Job | Going through the material below, please gather all lines with the word "screenshot" in them.

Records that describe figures
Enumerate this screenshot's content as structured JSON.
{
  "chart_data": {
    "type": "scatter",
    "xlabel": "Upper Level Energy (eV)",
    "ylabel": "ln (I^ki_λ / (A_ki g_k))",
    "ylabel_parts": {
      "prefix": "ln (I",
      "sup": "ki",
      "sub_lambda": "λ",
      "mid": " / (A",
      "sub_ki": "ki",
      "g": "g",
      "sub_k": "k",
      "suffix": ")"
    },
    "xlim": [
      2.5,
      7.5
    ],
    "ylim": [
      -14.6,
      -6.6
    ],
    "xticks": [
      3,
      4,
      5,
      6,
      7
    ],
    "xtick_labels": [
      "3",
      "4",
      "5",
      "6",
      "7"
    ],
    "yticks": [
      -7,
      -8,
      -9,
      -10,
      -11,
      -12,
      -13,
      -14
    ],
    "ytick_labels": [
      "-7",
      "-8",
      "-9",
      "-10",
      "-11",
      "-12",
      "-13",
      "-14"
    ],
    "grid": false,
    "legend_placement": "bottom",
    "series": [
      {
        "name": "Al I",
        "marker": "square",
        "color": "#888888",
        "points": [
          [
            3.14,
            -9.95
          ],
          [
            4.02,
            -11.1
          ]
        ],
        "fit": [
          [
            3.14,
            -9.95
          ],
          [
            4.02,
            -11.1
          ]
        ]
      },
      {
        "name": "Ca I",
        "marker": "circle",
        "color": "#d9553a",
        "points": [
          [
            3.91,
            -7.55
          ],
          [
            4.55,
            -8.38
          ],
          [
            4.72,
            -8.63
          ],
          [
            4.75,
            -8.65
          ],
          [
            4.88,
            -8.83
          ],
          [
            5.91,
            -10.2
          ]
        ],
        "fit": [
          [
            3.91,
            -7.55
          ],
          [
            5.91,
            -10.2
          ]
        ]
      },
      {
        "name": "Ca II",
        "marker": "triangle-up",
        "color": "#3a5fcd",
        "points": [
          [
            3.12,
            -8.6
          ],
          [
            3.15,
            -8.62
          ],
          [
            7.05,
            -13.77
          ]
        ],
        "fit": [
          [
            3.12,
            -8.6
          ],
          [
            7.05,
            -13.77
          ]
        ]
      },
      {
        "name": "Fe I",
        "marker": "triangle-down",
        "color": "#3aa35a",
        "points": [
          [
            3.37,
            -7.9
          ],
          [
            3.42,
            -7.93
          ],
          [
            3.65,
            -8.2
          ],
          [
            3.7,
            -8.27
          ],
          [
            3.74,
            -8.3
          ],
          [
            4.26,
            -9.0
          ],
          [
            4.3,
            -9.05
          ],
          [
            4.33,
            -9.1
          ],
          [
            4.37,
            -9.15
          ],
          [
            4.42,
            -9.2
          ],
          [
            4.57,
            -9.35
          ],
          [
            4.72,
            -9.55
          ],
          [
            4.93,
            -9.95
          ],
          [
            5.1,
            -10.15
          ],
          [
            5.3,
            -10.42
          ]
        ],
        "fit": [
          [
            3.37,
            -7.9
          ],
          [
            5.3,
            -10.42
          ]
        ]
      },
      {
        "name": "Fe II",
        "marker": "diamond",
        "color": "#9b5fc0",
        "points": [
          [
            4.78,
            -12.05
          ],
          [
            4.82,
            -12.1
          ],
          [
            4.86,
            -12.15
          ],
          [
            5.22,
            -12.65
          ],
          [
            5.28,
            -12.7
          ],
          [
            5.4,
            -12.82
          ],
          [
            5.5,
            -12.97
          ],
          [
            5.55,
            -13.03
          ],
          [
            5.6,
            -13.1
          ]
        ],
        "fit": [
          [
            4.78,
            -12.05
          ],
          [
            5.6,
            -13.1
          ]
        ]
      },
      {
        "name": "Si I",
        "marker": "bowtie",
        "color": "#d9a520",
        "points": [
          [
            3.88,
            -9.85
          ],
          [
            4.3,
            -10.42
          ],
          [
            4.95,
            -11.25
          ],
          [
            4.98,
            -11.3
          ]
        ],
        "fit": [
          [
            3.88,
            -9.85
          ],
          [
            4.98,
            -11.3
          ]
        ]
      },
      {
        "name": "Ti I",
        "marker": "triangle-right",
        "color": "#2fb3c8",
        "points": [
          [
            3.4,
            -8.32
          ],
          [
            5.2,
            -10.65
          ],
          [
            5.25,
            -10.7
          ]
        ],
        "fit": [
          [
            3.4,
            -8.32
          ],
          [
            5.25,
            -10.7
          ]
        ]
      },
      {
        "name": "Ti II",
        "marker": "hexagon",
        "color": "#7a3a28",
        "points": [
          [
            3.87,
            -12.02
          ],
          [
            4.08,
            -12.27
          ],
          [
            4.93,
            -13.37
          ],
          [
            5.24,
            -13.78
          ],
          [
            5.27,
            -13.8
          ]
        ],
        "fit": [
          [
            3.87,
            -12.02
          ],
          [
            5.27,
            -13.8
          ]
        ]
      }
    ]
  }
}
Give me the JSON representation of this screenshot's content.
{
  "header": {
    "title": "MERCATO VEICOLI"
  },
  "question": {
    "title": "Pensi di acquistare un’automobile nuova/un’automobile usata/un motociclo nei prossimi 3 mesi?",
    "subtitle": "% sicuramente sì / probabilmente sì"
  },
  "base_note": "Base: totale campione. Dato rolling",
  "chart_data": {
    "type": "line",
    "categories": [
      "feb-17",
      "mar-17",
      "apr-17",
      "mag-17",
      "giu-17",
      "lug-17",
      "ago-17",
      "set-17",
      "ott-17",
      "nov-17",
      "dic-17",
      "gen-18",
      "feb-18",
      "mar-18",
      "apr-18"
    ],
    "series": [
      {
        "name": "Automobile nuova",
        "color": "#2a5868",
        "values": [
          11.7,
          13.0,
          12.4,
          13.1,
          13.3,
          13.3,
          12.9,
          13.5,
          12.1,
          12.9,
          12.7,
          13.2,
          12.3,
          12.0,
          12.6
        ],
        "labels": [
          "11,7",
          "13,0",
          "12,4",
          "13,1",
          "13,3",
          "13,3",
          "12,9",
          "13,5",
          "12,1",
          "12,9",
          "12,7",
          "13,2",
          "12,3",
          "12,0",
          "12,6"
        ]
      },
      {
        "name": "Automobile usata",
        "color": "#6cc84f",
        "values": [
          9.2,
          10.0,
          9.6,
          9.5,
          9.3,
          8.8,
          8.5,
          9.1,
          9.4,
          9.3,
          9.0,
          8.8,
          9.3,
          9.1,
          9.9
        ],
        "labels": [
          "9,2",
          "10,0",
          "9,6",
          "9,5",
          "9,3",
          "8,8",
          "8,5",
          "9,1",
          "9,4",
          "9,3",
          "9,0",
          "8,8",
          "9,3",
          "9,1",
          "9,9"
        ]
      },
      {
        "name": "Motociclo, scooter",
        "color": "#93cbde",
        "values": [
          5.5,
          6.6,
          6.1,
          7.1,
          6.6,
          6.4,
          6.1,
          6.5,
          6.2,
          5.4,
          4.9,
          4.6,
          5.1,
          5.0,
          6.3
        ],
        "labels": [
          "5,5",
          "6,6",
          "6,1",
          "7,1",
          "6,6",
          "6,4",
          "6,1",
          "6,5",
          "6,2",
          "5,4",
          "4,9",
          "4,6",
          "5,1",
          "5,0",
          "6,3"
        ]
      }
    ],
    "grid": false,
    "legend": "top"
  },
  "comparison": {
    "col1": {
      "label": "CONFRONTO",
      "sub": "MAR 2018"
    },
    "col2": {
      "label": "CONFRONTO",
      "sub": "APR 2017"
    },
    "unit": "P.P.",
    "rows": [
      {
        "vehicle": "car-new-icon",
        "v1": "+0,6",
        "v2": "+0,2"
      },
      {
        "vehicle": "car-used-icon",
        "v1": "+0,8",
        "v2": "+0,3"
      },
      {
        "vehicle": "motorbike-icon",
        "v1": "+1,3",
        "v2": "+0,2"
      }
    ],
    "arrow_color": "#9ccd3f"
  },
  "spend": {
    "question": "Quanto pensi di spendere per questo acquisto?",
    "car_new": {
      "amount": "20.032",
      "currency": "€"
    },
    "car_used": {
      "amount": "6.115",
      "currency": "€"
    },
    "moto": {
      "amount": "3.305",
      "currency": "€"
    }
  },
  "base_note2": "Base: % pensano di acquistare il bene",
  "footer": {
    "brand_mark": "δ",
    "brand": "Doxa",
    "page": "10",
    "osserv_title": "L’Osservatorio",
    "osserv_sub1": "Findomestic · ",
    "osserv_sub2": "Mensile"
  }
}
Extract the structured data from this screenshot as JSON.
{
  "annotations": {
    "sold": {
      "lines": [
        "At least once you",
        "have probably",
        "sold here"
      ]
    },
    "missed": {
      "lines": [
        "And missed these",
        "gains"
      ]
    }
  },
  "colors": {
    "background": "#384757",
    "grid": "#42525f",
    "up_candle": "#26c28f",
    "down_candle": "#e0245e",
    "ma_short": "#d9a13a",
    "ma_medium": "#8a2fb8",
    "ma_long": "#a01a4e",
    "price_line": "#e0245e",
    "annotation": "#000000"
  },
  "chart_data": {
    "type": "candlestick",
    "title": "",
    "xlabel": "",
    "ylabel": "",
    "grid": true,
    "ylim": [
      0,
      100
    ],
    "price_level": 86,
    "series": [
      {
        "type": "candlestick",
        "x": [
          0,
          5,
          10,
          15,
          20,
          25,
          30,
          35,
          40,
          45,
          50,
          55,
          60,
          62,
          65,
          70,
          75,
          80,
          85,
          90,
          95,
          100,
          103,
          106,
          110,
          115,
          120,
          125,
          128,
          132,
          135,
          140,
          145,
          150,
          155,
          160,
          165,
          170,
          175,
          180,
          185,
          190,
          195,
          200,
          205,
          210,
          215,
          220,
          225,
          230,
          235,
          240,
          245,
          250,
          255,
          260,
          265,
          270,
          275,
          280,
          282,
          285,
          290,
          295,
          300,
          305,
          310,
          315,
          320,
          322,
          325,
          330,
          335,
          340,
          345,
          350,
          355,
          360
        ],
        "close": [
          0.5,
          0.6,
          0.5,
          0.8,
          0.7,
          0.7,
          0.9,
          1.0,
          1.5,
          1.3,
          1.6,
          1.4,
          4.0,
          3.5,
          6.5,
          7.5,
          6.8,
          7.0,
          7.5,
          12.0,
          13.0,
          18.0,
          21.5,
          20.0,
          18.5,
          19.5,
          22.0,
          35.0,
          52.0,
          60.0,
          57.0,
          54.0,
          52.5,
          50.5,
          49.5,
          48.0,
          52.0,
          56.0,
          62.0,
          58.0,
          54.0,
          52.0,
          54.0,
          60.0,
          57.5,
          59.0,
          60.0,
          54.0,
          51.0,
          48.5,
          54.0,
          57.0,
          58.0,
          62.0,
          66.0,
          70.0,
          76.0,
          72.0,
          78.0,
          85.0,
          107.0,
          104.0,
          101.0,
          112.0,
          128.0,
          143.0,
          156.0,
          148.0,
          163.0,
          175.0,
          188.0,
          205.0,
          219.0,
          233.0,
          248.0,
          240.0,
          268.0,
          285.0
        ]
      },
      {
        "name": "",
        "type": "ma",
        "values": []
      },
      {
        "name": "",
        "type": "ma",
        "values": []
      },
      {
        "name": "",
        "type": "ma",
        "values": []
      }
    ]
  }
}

Complete answer |
Enumerate this screenshot's content as structured JSON.
Give me the JSON representation of this screenshot's content.
Extract the structured data from this screenshot as JSON.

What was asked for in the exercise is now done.